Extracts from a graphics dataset
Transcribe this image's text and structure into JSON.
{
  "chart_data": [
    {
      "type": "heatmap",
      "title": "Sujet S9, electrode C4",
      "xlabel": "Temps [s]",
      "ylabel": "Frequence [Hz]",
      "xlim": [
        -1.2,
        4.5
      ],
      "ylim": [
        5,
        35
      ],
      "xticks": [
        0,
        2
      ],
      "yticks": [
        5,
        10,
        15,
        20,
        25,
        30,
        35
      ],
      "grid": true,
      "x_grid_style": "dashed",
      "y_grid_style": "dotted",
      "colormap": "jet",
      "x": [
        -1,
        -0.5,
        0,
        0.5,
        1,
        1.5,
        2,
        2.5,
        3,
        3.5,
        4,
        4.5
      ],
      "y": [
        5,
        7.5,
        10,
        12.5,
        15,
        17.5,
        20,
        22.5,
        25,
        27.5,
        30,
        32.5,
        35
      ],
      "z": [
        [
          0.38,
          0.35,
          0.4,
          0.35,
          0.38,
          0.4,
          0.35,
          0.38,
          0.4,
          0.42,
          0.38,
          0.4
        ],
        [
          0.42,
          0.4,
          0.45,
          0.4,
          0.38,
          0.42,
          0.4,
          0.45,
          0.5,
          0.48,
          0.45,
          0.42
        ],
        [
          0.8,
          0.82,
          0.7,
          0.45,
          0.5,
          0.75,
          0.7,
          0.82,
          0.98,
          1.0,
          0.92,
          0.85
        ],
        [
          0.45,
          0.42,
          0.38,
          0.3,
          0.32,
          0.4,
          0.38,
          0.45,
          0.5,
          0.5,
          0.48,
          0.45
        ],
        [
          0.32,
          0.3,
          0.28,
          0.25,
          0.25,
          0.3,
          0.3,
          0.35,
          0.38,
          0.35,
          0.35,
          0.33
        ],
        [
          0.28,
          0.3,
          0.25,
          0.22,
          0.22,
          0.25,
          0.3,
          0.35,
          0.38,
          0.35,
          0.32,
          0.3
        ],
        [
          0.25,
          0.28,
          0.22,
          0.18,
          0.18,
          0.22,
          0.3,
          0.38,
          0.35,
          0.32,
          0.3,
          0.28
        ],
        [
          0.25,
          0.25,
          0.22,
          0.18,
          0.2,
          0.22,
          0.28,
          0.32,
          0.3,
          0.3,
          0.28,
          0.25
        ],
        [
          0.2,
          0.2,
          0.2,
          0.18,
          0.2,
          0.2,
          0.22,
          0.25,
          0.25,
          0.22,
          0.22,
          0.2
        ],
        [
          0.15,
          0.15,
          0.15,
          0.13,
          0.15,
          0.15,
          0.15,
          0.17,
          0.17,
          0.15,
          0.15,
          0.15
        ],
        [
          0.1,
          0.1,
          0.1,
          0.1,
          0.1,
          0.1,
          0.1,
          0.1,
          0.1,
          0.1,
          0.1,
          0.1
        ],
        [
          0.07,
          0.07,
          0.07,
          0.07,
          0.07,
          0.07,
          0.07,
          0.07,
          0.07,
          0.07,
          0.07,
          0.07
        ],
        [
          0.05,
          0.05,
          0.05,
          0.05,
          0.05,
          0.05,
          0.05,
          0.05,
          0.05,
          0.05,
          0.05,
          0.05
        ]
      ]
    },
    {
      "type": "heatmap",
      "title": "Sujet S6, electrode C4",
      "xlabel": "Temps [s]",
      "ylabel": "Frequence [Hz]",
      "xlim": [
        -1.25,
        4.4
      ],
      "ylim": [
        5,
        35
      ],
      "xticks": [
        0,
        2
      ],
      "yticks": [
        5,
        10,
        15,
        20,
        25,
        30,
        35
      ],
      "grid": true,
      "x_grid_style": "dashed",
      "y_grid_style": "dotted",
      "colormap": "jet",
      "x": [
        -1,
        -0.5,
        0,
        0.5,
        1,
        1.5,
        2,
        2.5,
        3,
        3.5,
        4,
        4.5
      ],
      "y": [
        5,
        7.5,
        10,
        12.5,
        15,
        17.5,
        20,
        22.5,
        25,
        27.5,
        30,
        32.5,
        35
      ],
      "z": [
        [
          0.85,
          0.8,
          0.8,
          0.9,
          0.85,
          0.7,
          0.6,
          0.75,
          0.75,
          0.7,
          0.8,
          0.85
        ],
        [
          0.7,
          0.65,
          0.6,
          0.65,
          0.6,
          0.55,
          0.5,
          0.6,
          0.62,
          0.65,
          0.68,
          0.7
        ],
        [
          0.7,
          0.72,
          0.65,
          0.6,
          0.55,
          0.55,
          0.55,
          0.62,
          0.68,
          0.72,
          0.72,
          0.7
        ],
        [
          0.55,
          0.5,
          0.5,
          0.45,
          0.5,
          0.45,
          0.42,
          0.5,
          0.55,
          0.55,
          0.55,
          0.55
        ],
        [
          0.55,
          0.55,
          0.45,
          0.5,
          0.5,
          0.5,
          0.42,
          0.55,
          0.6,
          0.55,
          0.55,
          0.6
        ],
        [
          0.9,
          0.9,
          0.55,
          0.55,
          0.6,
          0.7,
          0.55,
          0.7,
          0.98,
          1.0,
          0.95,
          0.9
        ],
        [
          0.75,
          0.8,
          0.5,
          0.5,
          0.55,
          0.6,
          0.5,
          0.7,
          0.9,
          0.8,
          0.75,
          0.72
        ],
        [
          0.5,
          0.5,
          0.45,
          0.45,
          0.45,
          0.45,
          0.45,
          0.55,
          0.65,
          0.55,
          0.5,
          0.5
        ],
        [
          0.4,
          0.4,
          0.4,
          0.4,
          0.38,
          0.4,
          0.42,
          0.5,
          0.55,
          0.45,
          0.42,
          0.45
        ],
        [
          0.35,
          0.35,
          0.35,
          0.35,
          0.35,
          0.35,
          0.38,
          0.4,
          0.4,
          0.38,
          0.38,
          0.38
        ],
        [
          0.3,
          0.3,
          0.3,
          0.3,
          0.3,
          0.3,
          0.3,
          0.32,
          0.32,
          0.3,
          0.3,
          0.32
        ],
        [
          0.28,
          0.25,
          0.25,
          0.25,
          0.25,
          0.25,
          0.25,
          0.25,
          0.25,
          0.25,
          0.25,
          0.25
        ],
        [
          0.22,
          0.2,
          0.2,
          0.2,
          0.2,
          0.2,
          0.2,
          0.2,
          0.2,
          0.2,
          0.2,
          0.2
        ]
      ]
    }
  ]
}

## Written task
Extract all the entries word for word.

## Answer for the task
Transcribe this image's text and structure into JSON.
{
  "chart_data": [
    {
      "type": "heatmap",
      "title": "Sujet S9, electrode C4",
      "xlabel": "Temps [s]",
      "ylabel": "Frequence [Hz]",
      "xlim": [
        -1.2,
        4.5
      ],
      "ylim": [
        5,
        35
      ],
      "xticks": [
        0,
        2
      ],
      "yticks": [
        5,
        10,
        15,
        20,
        25,
        30,
        35
      ],
      "grid": true,
      "x_grid_style": "dashed",
      "y_grid_style": "dotted",
      "colormap": "jet",
      "x": [
        -1,
        -0.5,
        0,
        0.5,
        1,
        1.5,
        2,
        2.5,
        3,
        3.5,
        4,
        4.5
      ],
      "y": [
        5,
        7.5,
        10,
        12.5,
        15,
        17.5,
        20,
        22.5,
        25,
        27.5,
        30,
        32.5,
        35
      ],
      "z": [
        [
          0.38,
          0.35,
          0.4,
          0.35,
          0.38,
          0.4,
          0.35,
          0.38,
          0.4,
          0.42,
          0.38,
          0.4
        ],
        [
          0.42,
          0.4,
          0.45,
          0.4,
          0.38,
          0.42,
          0.4,
          0.45,
          0.5,
          0.48,
          0.45,
          0.42
        ],
        [
          0.8,
          0.82,
          0.7,
          0.45,
          0.5,
          0.75,
          0.7,
          0.82,
          0.98,
          1.0,
          0.92,
          0.85
        ],
        [
          0.45,
          0.42,
          0.38,
          0.3,
          0.32,
          0.4,
          0.38,
          0.45,
          0.5,
          0.5,
          0.48,
          0.45
        ],
        [
          0.32,
          0.3,
          0.28,
          0.25,
          0.25,
          0.3,
          0.3,
          0.35,
          0.38,
          0.35,
          0.35,
          0.33
        ],
        [
          0.28,
          0.3,
          0.25,
          0.22,
          0.22,
          0.25,
          0.3,
          0.35,
          0.38,
          0.35,
          0.32,
          0.3
        ],
        [
          0.25,
          0.28,
          0.22,
          0.18,
          0.18,
          0.22,
          0.3,
          0.38,
          0.35,
          0.32,
          0.3,
          0.28
        ],
        [
          0.25,
          0.25,
          0.22,
          0.18,
          0.2,
          0.22,
          0.28,
          0.32,
          0.3,
          0.3,
          0.28,
          0.25
        ],
        [
          0.2,
          0.2,
          0.2,
          0.18,
          0.2,
          0.2,
          0.22,
          0.25,
          0.25,
          0.22,
          0.22,
          0.2
        ],
        [
          0.15,
          0.15,
          0.15,
          0.13,
          0.15,
          0.15,
          0.15,
          0.17,
          0.17,
          0.15,
          0.15,
          0.15
        ],
        [
          0.1,
          0.1,
          0.1,
          0.1,
          0.1,
          0.1,
          0.1,
          0.1,
          0.1,
          0.1,
          0.1,
          0.1
        ],
        [
          0.07,
          0.07,
          0.07,
          0.07,
          0.07,
          0.07,
          0.07,
          0.07,
          0.07,
          0.07,
          0.07,
          0.07
        ],
        [
          0.05,
          0.05,
          0.05,
          0.05,
          0.05,
          0.05,
          0.05,
          0.05,
          0.05,
          0.05,
          0.05,
          0.05
        ]
      ]
    },
    {
      "type": "heatmap",
      "title": "Sujet S6, electrode C4",
      "xlabel": "Temps [s]",
      "ylabel": "Frequence [Hz]",
      "xlim": [
        -1.25,
        4.4
      ],
      "ylim": [
        5,
        35
      ],
      "xticks": [
        0,
        2
      ],
      "yticks": [
        5,
        10,
        15,
        20,
        25,
        30,
        35
      ],
      "grid": true,
      "x_grid_style": "dashed",
      "y_grid_style": "dotted",
      "colormap": "jet",
      "x": [
        -1,
        -0.5,
        0,
        0.5,
        1,
        1.5,
        2,
        2.5,
        3,
        3.5,
        4,
        4.5
      ],
      "y": [
        5,
        7.5,
        10,
        12.5,
        15,
        17.5,
        20,
        22.5,
        25,
        27.5,
        30,
        32.5,
        35
      ],
      "z": [
        [
          0.85,
          0.8,
          0.8,
          0.9,
          0.85,
          0.7,
          0.6,
          0.75,
          0.75,
          0.7,
          0.8,
          0.85
        ],
        [
          0.7,
          0.65,
          0.6,
          0.65,
          0.6,
          0.55,
          0.5,
          0.6,
          0.62,
          0.65,
          0.68,
          0.7
        ],
        [
          0.7,
          0.72,
          0.65,
          0.6,
          0.55,
          0.55,
          0.55,
          0.62,
          0.68,
          0.72,
          0.72,
          0.7
        ],
        [
          0.55,
          0.5,
          0.5,
          0.45,
          0.5,
          0.45,
          0.42,
          0.5,
          0.55,
          0.55,
          0.55,
          0.55
        ],
        [
          0.55,
          0.55,
          0.45,
          0.5,
          0.5,
          0.5,
          0.42,
          0.55,
          0.6,
          0.55,
          0.55,
          0.6
        ],
        [
          0.9,
          0.9,
          0.55,
          0.55,
          0.6,
          0.7,
          0.55,
          0.7,
          0.98,
          1.0,
          0.95,
          0.9
        ],
        [
          0.75,
          0.8,
          0.5,
          0.5,
          0.55,
          0.6,
          0.5,
          0.7,
          0.9,
          0.8,
          0.75,
          0.72
        ],
        [
          0.5,
          0.5,
          0.45,
          0.45,
          0.45,
          0.45,
          0.45,
          0.55,
          0.65,
          0.55,
          0.5,
          0.5
        ],
        [
          0.4,
          0.4,
          0.4,
          0.4,
          0.38,
          0.4,
          0.42,
          0.5,
          0.55,
          0.45,
          0.42,
          0.45
        ],
        [
          0.35,
          0.35,
          0.35,
          0.35,
          0.35,
          0.35,
          0.38,
          0.4,
          0.4,
          0.38,
          0.38,
          0.38
        ],
        [
          0.3,
          0.3,
          0.3,
          0.3,
          0.3,
          0.3,
          0.3,
          0.32,
          0.32,
          0.3,
          0.3,
          0.32
        ],
        [
          0.28,
          0.25,
          0.25,
          0.25,
          0.25,
          0.25,
          0.25,
          0.25,
          0.25,
          0.25,
          0.25,
          0.25
        ],
        [
          0.22,
          0.2,
          0.2,
          0.2,
          0.2,
          0.2,
          0.2,
          0.2,
          0.2,
          0.2,
          0.2,
          0.2
        ]
      ]
    }
  ]
}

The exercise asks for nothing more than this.